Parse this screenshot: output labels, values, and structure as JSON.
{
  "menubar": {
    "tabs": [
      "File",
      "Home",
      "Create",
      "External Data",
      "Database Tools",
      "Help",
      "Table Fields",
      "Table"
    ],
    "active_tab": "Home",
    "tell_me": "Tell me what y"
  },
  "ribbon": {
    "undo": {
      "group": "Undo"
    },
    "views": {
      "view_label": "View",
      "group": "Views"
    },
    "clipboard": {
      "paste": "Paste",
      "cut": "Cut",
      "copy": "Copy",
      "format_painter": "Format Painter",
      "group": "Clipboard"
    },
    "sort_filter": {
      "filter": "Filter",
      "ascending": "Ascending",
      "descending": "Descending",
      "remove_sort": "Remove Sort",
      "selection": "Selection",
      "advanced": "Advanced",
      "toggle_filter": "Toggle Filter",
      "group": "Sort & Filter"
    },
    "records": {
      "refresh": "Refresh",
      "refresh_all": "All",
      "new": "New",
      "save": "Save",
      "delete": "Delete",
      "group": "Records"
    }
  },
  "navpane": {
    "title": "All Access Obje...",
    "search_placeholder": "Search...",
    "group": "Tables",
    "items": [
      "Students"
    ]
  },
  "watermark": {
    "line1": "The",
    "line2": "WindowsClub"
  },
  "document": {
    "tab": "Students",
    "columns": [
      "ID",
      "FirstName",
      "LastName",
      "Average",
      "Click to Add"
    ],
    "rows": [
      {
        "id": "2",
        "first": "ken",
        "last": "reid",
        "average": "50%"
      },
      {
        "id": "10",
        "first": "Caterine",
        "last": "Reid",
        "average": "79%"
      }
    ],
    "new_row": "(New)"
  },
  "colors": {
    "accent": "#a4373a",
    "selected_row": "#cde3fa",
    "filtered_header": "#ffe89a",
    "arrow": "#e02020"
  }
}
==
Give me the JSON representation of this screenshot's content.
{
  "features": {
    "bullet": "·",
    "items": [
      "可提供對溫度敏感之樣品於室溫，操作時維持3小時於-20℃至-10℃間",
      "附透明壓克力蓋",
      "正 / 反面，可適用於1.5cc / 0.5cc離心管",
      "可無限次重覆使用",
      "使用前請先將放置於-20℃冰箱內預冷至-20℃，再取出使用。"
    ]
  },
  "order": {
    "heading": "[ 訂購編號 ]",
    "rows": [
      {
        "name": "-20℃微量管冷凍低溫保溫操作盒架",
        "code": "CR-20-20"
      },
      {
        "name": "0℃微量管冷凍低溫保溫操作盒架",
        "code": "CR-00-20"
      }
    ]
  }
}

| EXERCISE PROMPT |
Scan the material above. Copy each line where "微量管冷凍低溫保溫操作盒架" occurs.

| CORRECT OUTPUT |
        "name": "-20℃微量管冷凍低溫保溫操作盒架",
        "name": "0℃微量管冷凍低溫保溫操作盒架",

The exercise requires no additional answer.